# start of STORED ROWS

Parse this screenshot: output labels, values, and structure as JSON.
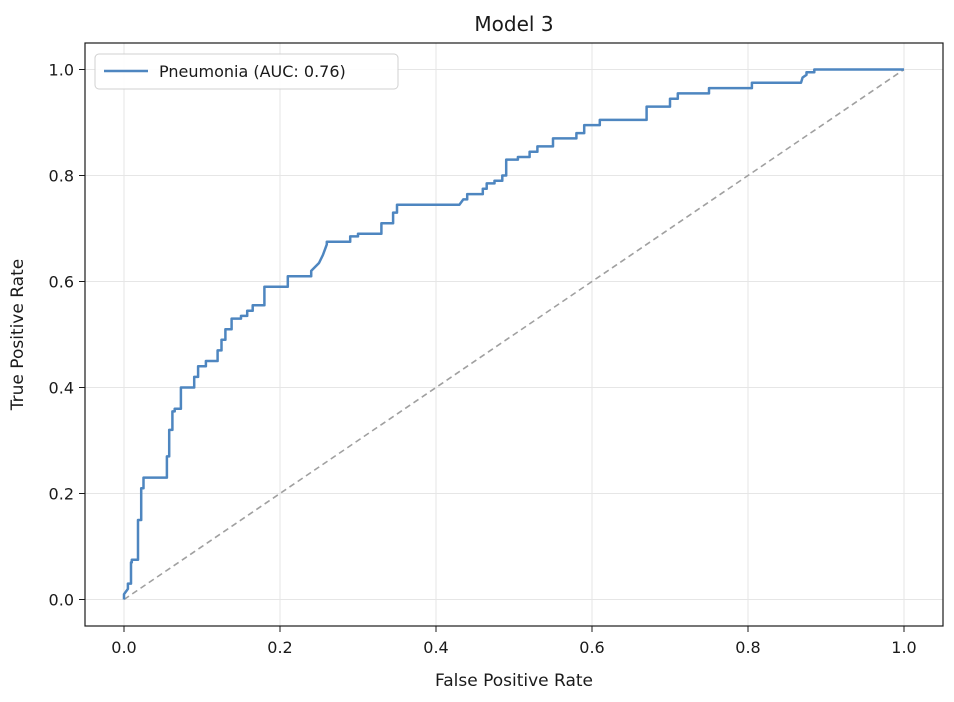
{
  "chart_data": {
    "type": "line",
    "title": "Model 3",
    "xlabel": "False Positive Rate",
    "ylabel": "True Positive Rate",
    "xlim": [
      -0.05,
      1.05
    ],
    "ylim": [
      -0.05,
      1.05
    ],
    "x_ticks": [
      0.0,
      0.2,
      0.4,
      0.6,
      0.8,
      1.0
    ],
    "y_ticks": [
      0.0,
      0.2,
      0.4,
      0.6,
      0.8,
      1.0
    ],
    "x_tick_labels": [
      "0.0",
      "0.2",
      "0.4",
      "0.6",
      "0.8",
      "1.0"
    ],
    "y_tick_labels": [
      "0.0",
      "0.2",
      "0.4",
      "0.6",
      "0.8",
      "1.0"
    ],
    "grid": true,
    "legend_position": "upper-left",
    "series": [
      {
        "name": "Pneumonia (AUC: 0.76)",
        "color": "#4e86c0",
        "x": [
          0.0,
          0.0,
          0.005,
          0.005,
          0.009,
          0.009,
          0.01,
          0.01,
          0.018,
          0.018,
          0.022,
          0.022,
          0.025,
          0.025,
          0.035,
          0.035,
          0.055,
          0.055,
          0.058,
          0.058,
          0.062,
          0.062,
          0.065,
          0.065,
          0.073,
          0.073,
          0.09,
          0.09,
          0.095,
          0.095,
          0.105,
          0.105,
          0.12,
          0.12,
          0.125,
          0.125,
          0.13,
          0.13,
          0.138,
          0.138,
          0.15,
          0.15,
          0.158,
          0.158,
          0.165,
          0.165,
          0.18,
          0.18,
          0.19,
          0.19,
          0.21,
          0.21,
          0.24,
          0.24,
          0.25,
          0.255,
          0.26,
          0.26,
          0.29,
          0.29,
          0.3,
          0.3,
          0.33,
          0.33,
          0.345,
          0.345,
          0.35,
          0.35,
          0.43,
          0.435,
          0.44,
          0.44,
          0.46,
          0.46,
          0.465,
          0.465,
          0.475,
          0.475,
          0.485,
          0.485,
          0.49,
          0.49,
          0.505,
          0.505,
          0.52,
          0.52,
          0.53,
          0.53,
          0.55,
          0.55,
          0.58,
          0.58,
          0.59,
          0.59,
          0.61,
          0.61,
          0.67,
          0.67,
          0.7,
          0.7,
          0.71,
          0.71,
          0.75,
          0.75,
          0.805,
          0.805,
          0.868,
          0.87,
          0.875,
          0.875,
          0.885,
          0.885,
          0.95,
          0.98,
          1.0
        ],
        "y": [
          0.0,
          0.01,
          0.02,
          0.03,
          0.03,
          0.07,
          0.07,
          0.075,
          0.075,
          0.15,
          0.15,
          0.21,
          0.21,
          0.23,
          0.23,
          0.23,
          0.23,
          0.27,
          0.27,
          0.32,
          0.32,
          0.355,
          0.355,
          0.36,
          0.36,
          0.4,
          0.4,
          0.42,
          0.42,
          0.44,
          0.44,
          0.45,
          0.45,
          0.47,
          0.47,
          0.49,
          0.49,
          0.51,
          0.51,
          0.53,
          0.53,
          0.535,
          0.535,
          0.545,
          0.545,
          0.555,
          0.555,
          0.59,
          0.59,
          0.59,
          0.59,
          0.61,
          0.61,
          0.62,
          0.635,
          0.65,
          0.67,
          0.675,
          0.675,
          0.685,
          0.685,
          0.69,
          0.69,
          0.71,
          0.71,
          0.73,
          0.73,
          0.745,
          0.745,
          0.755,
          0.755,
          0.765,
          0.765,
          0.775,
          0.775,
          0.785,
          0.785,
          0.79,
          0.79,
          0.8,
          0.8,
          0.83,
          0.83,
          0.835,
          0.835,
          0.845,
          0.845,
          0.855,
          0.855,
          0.87,
          0.87,
          0.88,
          0.88,
          0.895,
          0.895,
          0.905,
          0.905,
          0.93,
          0.93,
          0.945,
          0.945,
          0.955,
          0.955,
          0.965,
          0.965,
          0.975,
          0.975,
          0.985,
          0.99,
          0.995,
          0.995,
          1.0,
          1.0,
          1.0,
          1.0
        ]
      }
    ],
    "reference_line": {
      "x": [
        0.0,
        1.0
      ],
      "y": [
        0.0,
        1.0
      ],
      "color": "#a0a0a0",
      "style": "dashed"
    }
  }
}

# end of STORED ROWS

• WHAT NEEDS TO BE DONE:
Tell how many lines contain the word "Rate", using only the number.

• EXERCISE RESULT:
2